• [Task data]:

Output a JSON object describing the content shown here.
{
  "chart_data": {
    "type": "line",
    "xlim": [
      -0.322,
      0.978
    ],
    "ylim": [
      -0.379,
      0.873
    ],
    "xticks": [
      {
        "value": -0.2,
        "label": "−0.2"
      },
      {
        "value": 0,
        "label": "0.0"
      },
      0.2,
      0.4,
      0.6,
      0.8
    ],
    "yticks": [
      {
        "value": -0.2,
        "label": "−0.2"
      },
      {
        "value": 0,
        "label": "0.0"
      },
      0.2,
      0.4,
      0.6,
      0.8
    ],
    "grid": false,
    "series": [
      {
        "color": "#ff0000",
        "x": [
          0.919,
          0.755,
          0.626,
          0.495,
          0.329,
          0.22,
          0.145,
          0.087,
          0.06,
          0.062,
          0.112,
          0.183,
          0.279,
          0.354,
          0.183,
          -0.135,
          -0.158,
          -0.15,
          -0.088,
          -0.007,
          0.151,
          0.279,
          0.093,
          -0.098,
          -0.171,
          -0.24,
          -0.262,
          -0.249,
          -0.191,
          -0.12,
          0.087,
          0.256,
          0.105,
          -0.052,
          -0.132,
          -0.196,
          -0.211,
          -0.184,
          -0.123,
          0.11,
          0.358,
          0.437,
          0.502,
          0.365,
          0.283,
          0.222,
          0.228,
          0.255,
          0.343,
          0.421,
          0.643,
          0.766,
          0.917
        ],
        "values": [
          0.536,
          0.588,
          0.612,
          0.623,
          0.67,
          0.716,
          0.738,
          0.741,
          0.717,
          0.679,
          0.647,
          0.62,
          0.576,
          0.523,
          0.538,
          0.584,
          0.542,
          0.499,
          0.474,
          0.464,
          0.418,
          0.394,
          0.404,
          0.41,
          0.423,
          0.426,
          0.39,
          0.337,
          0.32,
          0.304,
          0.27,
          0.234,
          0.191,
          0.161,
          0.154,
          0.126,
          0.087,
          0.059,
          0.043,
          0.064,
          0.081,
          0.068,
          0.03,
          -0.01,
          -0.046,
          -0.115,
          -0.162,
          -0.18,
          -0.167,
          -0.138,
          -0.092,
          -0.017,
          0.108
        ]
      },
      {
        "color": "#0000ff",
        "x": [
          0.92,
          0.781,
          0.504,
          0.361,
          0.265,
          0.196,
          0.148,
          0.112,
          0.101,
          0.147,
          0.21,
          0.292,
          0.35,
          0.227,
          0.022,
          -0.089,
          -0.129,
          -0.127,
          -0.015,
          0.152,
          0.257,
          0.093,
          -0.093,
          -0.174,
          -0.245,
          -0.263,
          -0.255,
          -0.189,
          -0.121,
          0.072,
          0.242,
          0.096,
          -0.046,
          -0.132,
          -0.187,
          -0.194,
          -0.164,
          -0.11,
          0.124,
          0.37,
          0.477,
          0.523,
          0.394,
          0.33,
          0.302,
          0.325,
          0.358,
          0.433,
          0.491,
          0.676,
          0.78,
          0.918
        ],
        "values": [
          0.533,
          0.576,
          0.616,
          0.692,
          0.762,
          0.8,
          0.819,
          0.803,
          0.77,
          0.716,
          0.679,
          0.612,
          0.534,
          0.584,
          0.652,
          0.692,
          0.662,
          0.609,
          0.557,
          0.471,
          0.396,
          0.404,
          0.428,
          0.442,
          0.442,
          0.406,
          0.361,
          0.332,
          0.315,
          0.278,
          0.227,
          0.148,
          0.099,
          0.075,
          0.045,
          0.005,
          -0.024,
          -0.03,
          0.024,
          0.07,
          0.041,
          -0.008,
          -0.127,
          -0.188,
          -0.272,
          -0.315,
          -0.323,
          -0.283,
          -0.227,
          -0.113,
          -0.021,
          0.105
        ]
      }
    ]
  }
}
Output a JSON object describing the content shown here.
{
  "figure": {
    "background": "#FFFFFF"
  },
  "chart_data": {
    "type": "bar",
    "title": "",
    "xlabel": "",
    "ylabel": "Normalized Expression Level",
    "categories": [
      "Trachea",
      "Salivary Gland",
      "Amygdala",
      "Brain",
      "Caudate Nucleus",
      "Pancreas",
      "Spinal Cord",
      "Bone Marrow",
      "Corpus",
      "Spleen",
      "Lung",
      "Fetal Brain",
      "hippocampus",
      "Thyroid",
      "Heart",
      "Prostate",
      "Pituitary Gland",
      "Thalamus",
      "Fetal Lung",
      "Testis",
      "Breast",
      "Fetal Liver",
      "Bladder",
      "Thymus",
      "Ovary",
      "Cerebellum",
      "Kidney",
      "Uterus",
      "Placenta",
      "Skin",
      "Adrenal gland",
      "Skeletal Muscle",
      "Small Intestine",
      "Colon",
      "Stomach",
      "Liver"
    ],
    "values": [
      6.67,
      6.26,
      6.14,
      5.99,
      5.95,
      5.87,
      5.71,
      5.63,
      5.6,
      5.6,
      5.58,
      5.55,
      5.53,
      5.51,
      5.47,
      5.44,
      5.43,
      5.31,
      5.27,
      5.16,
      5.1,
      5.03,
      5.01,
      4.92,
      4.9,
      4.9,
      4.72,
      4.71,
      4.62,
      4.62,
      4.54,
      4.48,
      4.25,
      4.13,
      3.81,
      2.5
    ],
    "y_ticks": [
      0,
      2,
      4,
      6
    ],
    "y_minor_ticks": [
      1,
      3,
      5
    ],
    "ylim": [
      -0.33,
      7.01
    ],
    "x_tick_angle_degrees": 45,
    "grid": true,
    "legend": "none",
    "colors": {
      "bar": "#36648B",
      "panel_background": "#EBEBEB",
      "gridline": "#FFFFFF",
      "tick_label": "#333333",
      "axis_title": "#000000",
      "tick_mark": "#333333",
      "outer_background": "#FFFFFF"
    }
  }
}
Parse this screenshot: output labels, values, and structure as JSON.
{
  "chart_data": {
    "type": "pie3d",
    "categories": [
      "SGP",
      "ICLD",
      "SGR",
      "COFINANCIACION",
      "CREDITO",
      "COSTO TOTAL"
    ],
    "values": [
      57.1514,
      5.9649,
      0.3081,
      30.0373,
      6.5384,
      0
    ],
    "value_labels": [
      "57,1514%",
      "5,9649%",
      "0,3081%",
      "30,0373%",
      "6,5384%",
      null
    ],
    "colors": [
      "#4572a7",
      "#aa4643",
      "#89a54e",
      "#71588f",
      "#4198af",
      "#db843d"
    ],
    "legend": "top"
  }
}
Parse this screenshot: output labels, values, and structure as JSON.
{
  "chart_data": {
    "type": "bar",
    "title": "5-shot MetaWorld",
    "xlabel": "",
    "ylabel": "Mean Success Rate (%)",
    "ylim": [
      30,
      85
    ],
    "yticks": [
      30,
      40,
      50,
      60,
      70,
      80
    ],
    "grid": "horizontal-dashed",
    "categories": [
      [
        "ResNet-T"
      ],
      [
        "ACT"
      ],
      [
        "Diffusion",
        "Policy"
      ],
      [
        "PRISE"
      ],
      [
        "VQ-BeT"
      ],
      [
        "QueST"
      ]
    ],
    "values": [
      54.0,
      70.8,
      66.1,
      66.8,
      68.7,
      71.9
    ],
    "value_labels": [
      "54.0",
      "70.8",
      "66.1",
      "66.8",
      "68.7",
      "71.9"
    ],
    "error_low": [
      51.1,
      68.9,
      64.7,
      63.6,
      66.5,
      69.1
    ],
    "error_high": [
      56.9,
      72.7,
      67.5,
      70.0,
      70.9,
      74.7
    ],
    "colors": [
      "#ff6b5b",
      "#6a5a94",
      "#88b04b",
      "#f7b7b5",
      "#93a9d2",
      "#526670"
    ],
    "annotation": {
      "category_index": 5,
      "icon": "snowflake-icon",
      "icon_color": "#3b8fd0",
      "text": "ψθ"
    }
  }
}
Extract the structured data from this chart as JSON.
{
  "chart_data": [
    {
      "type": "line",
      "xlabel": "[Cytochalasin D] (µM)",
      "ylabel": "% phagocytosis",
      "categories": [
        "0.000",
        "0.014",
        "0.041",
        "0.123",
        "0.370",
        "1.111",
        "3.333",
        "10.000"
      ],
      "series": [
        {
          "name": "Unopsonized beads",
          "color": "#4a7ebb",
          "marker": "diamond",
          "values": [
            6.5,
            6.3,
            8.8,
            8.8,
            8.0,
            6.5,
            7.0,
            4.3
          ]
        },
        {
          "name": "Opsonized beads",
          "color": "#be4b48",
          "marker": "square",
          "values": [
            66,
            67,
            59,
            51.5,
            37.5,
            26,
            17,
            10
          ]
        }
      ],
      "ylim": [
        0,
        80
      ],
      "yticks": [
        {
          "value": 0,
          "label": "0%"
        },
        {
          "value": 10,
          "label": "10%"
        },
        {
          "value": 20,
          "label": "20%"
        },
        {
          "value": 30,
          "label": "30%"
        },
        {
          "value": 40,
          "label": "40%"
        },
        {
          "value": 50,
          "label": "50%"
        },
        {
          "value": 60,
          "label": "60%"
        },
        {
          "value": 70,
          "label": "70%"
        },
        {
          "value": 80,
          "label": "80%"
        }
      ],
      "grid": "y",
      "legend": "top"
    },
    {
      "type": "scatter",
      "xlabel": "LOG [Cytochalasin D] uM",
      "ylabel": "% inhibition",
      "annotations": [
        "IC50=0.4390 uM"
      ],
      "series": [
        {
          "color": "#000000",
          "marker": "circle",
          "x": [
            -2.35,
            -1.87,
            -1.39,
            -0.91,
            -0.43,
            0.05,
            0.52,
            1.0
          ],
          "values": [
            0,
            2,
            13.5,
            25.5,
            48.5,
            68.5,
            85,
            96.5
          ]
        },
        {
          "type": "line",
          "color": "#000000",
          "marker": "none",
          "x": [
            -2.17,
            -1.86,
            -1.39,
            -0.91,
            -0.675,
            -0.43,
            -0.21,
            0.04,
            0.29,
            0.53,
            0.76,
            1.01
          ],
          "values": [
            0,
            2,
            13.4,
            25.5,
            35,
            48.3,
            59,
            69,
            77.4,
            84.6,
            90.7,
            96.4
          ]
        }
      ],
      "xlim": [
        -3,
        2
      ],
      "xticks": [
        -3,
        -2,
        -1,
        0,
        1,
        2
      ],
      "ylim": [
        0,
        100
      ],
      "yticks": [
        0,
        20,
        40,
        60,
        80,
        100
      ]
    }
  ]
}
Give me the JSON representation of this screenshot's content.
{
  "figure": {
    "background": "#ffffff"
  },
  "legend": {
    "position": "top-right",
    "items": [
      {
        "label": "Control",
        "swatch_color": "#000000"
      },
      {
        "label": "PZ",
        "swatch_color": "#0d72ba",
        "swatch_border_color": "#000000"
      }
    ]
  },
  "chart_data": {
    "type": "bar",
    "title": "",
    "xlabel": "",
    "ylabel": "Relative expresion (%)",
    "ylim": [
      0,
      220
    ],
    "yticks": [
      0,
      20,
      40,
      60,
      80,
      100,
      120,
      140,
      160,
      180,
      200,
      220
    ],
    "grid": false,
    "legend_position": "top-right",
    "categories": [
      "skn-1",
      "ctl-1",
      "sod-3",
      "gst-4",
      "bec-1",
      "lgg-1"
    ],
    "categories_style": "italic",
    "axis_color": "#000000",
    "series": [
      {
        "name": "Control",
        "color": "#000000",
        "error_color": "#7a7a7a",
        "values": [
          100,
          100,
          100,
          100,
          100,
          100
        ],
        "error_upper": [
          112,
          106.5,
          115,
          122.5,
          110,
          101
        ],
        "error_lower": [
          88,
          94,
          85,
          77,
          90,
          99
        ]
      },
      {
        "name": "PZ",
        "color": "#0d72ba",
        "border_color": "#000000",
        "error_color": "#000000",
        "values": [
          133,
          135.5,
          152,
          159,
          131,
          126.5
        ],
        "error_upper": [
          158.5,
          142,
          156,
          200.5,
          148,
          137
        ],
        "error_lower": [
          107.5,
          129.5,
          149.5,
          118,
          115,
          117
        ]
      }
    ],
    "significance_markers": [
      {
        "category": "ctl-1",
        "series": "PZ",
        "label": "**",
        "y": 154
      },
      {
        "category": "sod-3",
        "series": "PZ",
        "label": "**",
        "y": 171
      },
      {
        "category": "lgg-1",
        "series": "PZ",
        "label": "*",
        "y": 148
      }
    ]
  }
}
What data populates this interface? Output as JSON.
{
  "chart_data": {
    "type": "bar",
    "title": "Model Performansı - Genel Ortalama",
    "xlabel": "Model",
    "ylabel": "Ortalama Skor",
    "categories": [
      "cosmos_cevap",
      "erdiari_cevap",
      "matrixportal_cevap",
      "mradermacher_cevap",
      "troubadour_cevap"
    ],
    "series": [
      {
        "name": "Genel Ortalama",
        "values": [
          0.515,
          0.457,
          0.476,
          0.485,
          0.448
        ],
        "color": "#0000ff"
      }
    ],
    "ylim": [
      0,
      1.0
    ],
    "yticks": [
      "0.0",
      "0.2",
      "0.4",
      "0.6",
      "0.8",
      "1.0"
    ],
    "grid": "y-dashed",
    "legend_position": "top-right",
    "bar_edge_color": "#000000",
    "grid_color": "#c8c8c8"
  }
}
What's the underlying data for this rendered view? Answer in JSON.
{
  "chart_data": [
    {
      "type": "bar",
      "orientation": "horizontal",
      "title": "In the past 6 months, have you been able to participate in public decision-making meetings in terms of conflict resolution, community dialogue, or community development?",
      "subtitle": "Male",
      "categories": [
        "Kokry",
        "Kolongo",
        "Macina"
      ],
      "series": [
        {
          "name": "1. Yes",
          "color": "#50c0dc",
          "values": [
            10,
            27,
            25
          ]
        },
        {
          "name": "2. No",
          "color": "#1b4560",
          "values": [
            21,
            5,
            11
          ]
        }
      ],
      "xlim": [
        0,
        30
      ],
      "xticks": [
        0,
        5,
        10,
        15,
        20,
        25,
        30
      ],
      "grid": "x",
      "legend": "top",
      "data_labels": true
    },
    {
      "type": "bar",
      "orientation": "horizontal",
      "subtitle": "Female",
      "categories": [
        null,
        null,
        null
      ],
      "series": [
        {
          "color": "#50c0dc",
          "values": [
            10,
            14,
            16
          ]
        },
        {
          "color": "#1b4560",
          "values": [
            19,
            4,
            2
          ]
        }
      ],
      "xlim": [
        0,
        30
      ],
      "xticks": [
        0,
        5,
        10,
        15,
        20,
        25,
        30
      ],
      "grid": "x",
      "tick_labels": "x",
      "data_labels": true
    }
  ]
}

• [Do this]:
In the entries above, locate every line with the word "dashed" and copy it.

• [Response for this exercise]:
    "grid": "horizontal-dashed",
    "grid": "y-dashed",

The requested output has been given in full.